__DATA TO PROCESS__

------------------------------------------------

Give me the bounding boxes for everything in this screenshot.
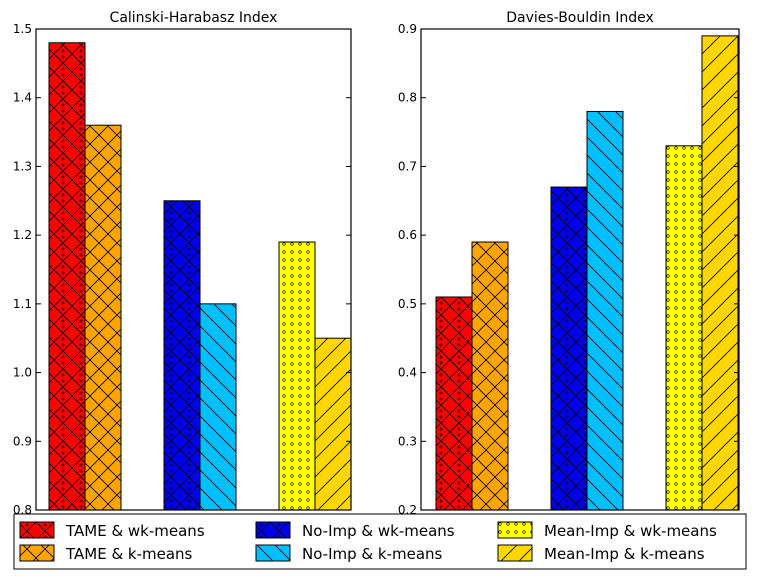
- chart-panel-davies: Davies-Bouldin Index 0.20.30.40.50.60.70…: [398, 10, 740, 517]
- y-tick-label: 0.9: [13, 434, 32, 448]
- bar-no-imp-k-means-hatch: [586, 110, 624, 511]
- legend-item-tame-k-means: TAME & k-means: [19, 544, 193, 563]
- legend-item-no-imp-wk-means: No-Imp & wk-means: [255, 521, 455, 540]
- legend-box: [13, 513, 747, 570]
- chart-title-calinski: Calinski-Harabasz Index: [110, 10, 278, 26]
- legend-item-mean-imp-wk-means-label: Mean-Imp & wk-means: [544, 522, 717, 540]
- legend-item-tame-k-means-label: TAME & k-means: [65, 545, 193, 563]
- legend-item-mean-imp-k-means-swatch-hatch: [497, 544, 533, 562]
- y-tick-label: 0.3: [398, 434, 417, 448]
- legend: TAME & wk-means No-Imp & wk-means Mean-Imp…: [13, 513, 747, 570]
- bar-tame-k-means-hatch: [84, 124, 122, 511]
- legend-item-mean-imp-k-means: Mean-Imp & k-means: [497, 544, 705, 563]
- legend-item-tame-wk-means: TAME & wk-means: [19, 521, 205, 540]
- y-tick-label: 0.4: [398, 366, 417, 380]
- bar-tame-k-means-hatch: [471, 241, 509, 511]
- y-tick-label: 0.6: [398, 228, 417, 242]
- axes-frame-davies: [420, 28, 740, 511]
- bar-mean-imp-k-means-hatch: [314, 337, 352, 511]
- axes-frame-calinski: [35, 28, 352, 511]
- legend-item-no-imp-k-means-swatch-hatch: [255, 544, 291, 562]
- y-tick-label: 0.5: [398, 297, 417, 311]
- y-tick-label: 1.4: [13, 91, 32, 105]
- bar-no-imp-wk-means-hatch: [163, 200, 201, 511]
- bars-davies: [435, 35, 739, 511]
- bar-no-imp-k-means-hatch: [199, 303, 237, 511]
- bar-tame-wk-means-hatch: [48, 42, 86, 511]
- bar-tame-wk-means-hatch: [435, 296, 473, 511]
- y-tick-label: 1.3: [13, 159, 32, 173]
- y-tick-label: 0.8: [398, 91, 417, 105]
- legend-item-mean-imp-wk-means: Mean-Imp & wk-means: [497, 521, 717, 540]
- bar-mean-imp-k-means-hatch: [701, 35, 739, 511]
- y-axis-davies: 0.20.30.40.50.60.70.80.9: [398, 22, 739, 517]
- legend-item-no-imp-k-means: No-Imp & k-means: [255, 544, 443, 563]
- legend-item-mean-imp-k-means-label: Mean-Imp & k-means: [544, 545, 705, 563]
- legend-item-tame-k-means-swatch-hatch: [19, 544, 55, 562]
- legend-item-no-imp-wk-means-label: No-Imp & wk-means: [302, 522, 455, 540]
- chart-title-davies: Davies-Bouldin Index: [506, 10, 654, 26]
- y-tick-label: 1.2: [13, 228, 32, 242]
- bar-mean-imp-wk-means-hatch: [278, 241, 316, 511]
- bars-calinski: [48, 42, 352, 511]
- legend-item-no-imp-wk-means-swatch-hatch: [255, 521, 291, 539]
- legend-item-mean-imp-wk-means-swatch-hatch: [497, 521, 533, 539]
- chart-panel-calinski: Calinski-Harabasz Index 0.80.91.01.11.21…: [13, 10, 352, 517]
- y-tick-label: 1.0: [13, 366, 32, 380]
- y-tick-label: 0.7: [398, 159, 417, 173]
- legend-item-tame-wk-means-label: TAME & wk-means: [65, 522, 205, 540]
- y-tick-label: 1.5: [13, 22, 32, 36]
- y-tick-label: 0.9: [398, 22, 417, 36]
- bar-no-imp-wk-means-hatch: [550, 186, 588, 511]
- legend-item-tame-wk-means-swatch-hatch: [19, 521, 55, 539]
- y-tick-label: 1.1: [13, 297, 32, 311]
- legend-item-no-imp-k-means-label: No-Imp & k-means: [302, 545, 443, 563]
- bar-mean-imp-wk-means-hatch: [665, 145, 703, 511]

------------------------------------------------

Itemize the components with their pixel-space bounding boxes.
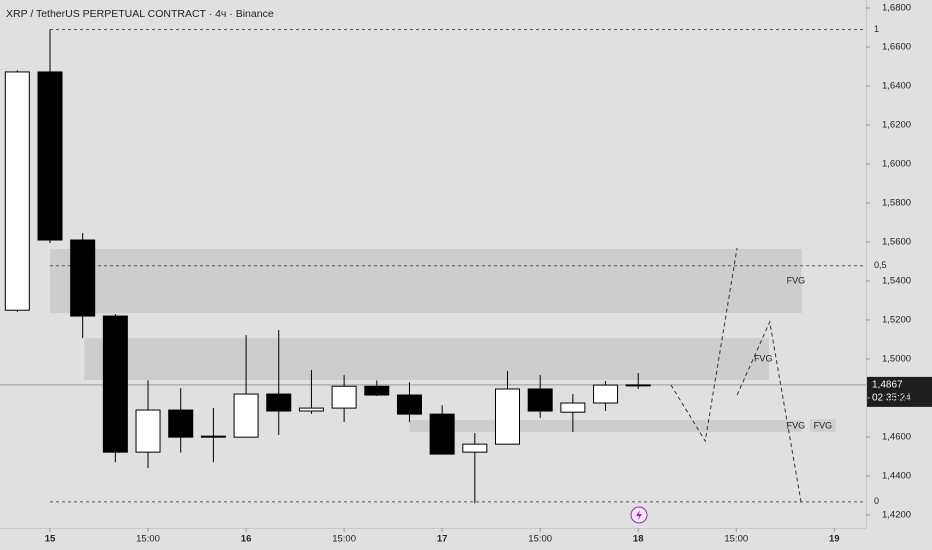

------------------------------------------------

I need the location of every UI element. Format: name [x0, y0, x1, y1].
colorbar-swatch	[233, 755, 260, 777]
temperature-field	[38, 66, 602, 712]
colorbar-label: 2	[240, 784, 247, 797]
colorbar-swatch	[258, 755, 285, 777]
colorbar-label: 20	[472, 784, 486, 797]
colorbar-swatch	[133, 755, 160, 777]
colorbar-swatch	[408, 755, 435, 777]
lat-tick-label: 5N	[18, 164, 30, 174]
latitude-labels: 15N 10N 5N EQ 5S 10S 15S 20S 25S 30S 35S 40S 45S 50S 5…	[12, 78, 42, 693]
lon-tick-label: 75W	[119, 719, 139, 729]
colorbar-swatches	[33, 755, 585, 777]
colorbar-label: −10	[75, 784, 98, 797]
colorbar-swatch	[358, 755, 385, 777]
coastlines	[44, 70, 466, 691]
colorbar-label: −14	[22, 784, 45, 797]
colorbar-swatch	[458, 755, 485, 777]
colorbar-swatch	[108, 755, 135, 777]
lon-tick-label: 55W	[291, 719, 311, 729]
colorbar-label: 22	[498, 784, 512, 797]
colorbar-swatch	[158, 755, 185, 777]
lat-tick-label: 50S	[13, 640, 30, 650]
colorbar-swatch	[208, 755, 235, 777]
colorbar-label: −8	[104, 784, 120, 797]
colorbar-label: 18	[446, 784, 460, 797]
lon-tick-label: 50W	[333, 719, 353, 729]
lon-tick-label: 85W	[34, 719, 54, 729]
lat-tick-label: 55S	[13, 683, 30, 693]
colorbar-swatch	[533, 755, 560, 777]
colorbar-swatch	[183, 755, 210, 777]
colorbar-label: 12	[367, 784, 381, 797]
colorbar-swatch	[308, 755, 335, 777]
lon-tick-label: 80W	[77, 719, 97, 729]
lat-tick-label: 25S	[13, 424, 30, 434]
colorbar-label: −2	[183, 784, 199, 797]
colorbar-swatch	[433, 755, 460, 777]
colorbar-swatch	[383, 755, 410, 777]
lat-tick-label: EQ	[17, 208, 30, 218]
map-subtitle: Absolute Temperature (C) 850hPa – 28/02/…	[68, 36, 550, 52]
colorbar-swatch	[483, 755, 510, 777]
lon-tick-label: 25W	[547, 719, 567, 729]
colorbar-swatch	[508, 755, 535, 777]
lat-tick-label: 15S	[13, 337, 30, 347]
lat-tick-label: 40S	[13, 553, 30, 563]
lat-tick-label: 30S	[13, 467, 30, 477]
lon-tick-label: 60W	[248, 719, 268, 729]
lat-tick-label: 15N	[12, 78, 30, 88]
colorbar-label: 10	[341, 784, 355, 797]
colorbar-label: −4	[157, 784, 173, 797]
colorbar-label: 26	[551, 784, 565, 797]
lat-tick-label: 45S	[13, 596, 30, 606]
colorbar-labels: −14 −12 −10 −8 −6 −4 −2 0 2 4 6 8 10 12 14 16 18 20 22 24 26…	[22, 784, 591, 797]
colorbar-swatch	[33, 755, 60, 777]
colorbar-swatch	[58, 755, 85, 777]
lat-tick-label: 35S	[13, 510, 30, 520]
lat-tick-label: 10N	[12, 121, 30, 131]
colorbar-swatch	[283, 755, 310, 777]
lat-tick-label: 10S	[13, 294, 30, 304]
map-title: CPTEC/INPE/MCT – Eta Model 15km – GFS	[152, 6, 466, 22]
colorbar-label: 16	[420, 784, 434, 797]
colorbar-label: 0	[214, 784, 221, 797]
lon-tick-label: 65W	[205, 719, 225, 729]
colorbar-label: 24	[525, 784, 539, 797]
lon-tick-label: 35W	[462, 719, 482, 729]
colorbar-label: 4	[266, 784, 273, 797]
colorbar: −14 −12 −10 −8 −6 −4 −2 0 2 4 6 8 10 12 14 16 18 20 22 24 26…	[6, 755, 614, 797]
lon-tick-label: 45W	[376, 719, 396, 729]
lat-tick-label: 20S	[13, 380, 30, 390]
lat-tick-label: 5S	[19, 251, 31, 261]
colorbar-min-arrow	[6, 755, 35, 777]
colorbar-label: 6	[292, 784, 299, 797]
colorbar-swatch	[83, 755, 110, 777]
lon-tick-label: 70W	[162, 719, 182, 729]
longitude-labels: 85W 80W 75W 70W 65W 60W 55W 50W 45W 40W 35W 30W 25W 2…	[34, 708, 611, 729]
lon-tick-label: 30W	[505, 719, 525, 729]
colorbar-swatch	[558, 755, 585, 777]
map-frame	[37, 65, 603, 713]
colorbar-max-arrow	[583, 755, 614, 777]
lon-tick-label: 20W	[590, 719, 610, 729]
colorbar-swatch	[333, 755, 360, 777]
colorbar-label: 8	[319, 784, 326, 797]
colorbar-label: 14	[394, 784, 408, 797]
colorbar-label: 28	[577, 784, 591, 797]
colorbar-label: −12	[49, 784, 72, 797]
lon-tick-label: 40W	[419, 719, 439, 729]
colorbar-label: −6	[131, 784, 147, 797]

------------------------------------------------

__PROMPT__
Rewrite the part of the records that opens with the line containing "Give me the" and closes with the line containing "- legend-item-no-imp-wk-means: No-Imp", replacing "screenshot" with "image" and keeping everything else the same. Leave the pictures out of your answer.

__FINISHED ANSWER__
Give me the bounding boxes for everything in this image.
- chart-panel-davies: Davies-Bouldin Index 0.20.30.40.50.60.70…: [398, 10, 740, 517]
- y-tick-label: 0.9: [13, 434, 32, 448]
- bar-no-imp-k-means-hatch: [586, 110, 624, 511]
- legend-item-tame-k-means: TAME & k-means: [19, 544, 193, 563]
- legend-item-no-imp-wk-means: No-Imp & wk-means: [255, 521, 455, 540]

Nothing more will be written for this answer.